WORK TO BE COMPLETED:
Find out how many lines of the material contain the string "screenshot" and give only that figure.

DATA TO PROCESS:
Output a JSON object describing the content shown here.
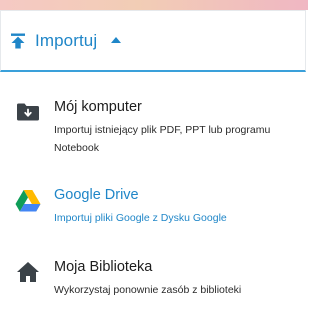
{
  "header": {
    "title": "Importuj",
    "icon": "upload-arrow-icon",
    "caret_icon": "caret-up-icon"
  },
  "items": [
    {
      "icon": "folder-download-icon",
      "title": "Mój komputer",
      "description": "Importuj istniejący plik PDF, PPT lub programu Notebook"
    },
    {
      "icon": "google-drive-icon",
      "title": "Google Drive",
      "description": "Importuj pliki Google z Dysku Google"
    },
    {
      "icon": "home-icon",
      "title": "Moja Biblioteka",
      "description": "Wykorzystaj ponownie zasób z biblioteki"
    }
  ],
  "colors": {
    "accent": "#1f86c8",
    "text": "#1d1d1d",
    "icon_dark": "#3b4248"
  }
}
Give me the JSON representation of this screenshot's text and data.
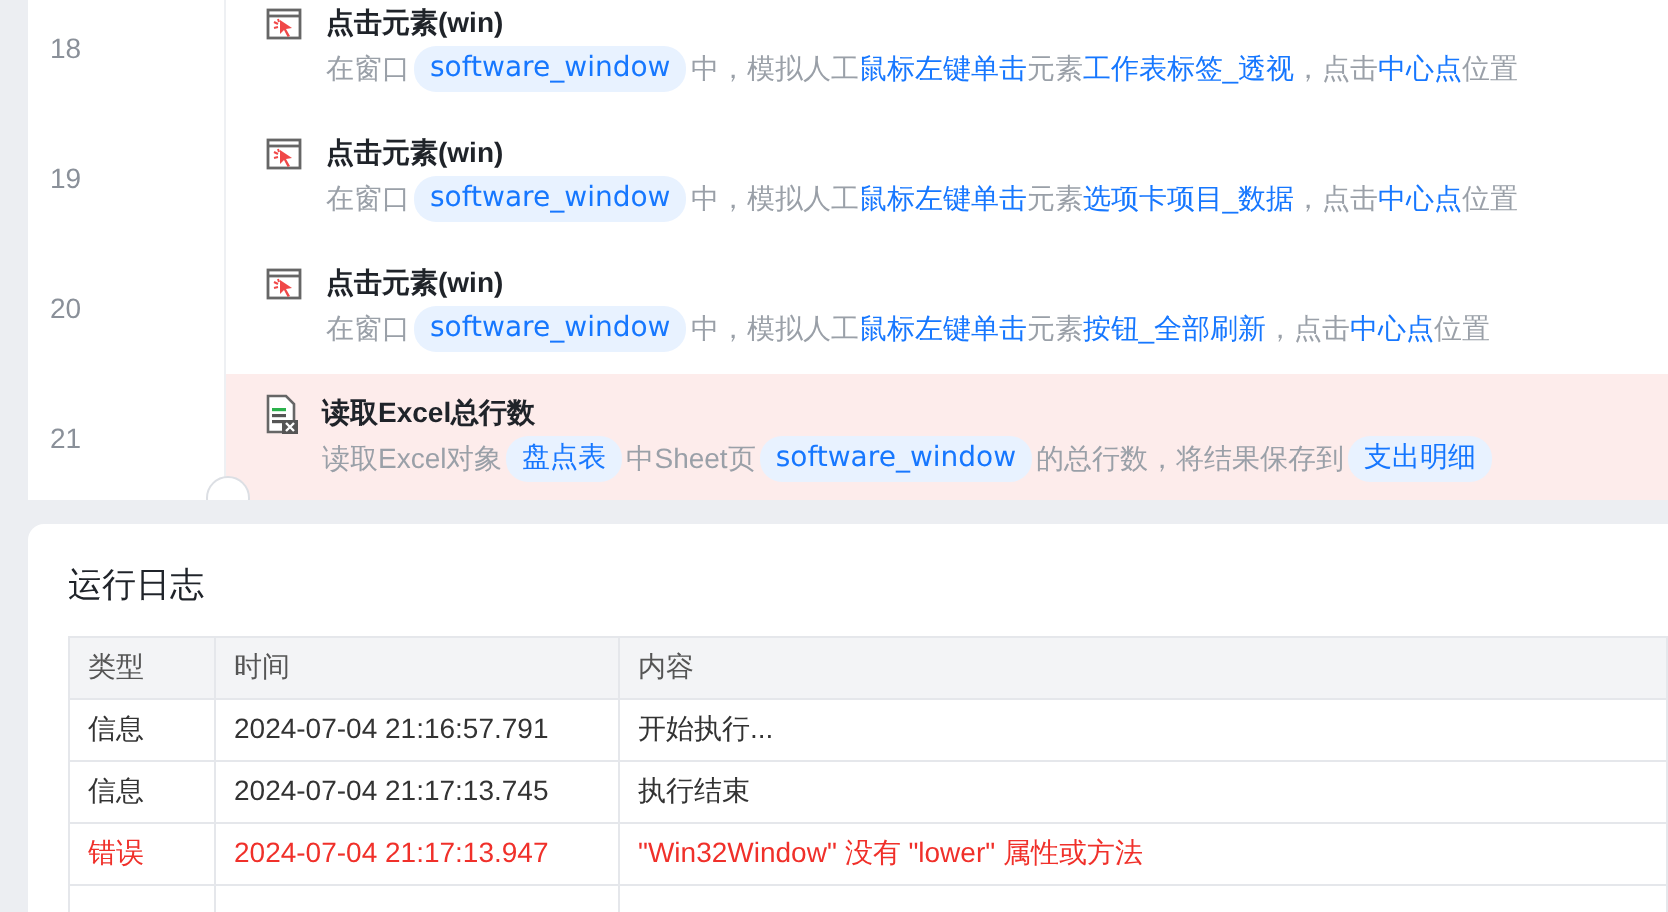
{
  "steps": [
    {
      "line": "18",
      "kind": "click",
      "selected": false,
      "title": "点击元素(win)",
      "segments": [
        {
          "kind": "text",
          "text": "在窗口"
        },
        {
          "kind": "chip",
          "text": "software_window"
        },
        {
          "kind": "text",
          "text": "中，模拟人工"
        },
        {
          "kind": "link",
          "text": "鼠标左键单击"
        },
        {
          "kind": "text",
          "text": "元素"
        },
        {
          "kind": "link",
          "text": "工作表标签_透视"
        },
        {
          "kind": "text",
          "text": "，点击"
        },
        {
          "kind": "link",
          "text": "中心点"
        },
        {
          "kind": "text",
          "text": "位置"
        }
      ]
    },
    {
      "line": "19",
      "kind": "click",
      "selected": false,
      "title": "点击元素(win)",
      "segments": [
        {
          "kind": "text",
          "text": "在窗口"
        },
        {
          "kind": "chip",
          "text": "software_window"
        },
        {
          "kind": "text",
          "text": "中，模拟人工"
        },
        {
          "kind": "link",
          "text": "鼠标左键单击"
        },
        {
          "kind": "text",
          "text": "元素"
        },
        {
          "kind": "link",
          "text": "选项卡项目_数据"
        },
        {
          "kind": "text",
          "text": "，点击"
        },
        {
          "kind": "link",
          "text": "中心点"
        },
        {
          "kind": "text",
          "text": "位置"
        }
      ]
    },
    {
      "line": "20",
      "kind": "click",
      "selected": false,
      "title": "点击元素(win)",
      "segments": [
        {
          "kind": "text",
          "text": "在窗口"
        },
        {
          "kind": "chip",
          "text": "software_window"
        },
        {
          "kind": "text",
          "text": "中，模拟人工"
        },
        {
          "kind": "link",
          "text": "鼠标左键单击"
        },
        {
          "kind": "text",
          "text": "元素"
        },
        {
          "kind": "link",
          "text": "按钮_全部刷新"
        },
        {
          "kind": "text",
          "text": "，点击"
        },
        {
          "kind": "link",
          "text": "中心点"
        },
        {
          "kind": "text",
          "text": "位置"
        }
      ]
    },
    {
      "line": "21",
      "kind": "excel",
      "selected": true,
      "title": "读取Excel总行数",
      "segments": [
        {
          "kind": "text",
          "text": "读取Excel对象"
        },
        {
          "kind": "chip",
          "text": "盘点表"
        },
        {
          "kind": "text",
          "text": "中Sheet页"
        },
        {
          "kind": "chip",
          "text": "software_window"
        },
        {
          "kind": "text",
          "text": "的总行数，将结果保存到"
        },
        {
          "kind": "chip",
          "text": "支出明细"
        }
      ]
    }
  ],
  "log": {
    "title": "运行日志",
    "columns": [
      "类型",
      "时间",
      "内容"
    ],
    "rows": [
      {
        "error": false,
        "cells": [
          "信息",
          "2024-07-04 21:16:57.791",
          "开始执行..."
        ]
      },
      {
        "error": false,
        "cells": [
          "信息",
          "2024-07-04 21:17:13.745",
          "执行结束"
        ]
      },
      {
        "error": true,
        "cells": [
          "错误",
          "2024-07-04 21:17:13.947",
          "\"Win32Window\" 没有 \"lower\" 属性或方法"
        ]
      }
    ]
  }
}
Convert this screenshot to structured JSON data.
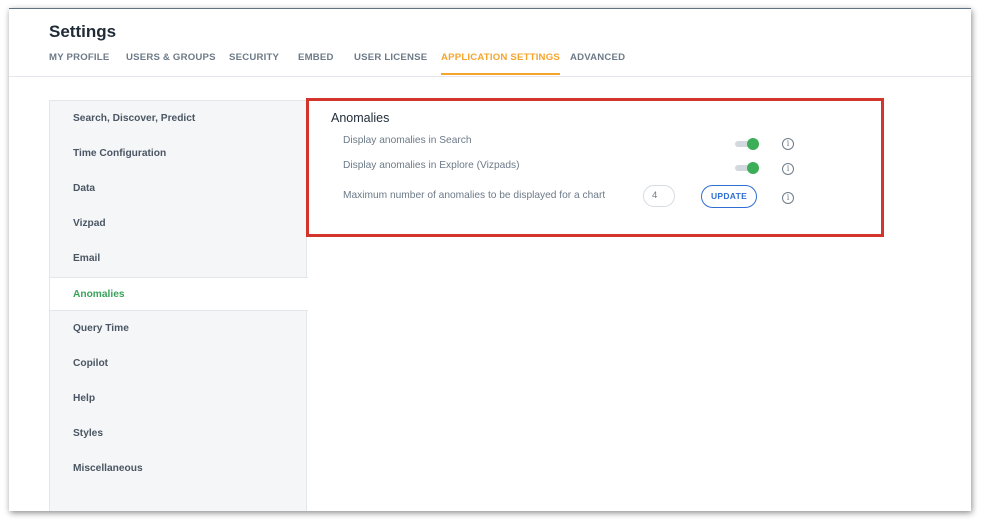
{
  "page": {
    "title": "Settings"
  },
  "tabs": [
    {
      "label": "MY PROFILE"
    },
    {
      "label": "USERS & GROUPS"
    },
    {
      "label": "SECURITY"
    },
    {
      "label": "EMBED"
    },
    {
      "label": "USER LICENSE"
    },
    {
      "label": "APPLICATION SETTINGS",
      "active": true
    },
    {
      "label": "ADVANCED"
    }
  ],
  "sidebar": {
    "items": [
      {
        "label": "Search, Discover, Predict"
      },
      {
        "label": "Time Configuration"
      },
      {
        "label": "Data"
      },
      {
        "label": "Vizpad"
      },
      {
        "label": "Email"
      },
      {
        "label": "Anomalies",
        "active": true
      },
      {
        "label": "Query Time"
      },
      {
        "label": "Copilot"
      },
      {
        "label": "Help"
      },
      {
        "label": "Styles"
      },
      {
        "label": "Miscellaneous"
      }
    ]
  },
  "anomalies": {
    "title": "Anomalies",
    "search_label": "Display anomalies in Search",
    "search_enabled": true,
    "explore_label": "Display anomalies in Explore (Vizpads)",
    "explore_enabled": true,
    "max_label": "Maximum number of anomalies to be displayed for a chart",
    "max_value": "4",
    "update_label": "UPDATE",
    "info_glyph": "i"
  },
  "colors": {
    "accent_tab": "#f5a52b",
    "active_sidebar": "#3aa35a",
    "toggle_on": "#3cae57",
    "button_blue": "#2e6fd1",
    "highlight": "#d3352c"
  }
}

TASK RESULT:
2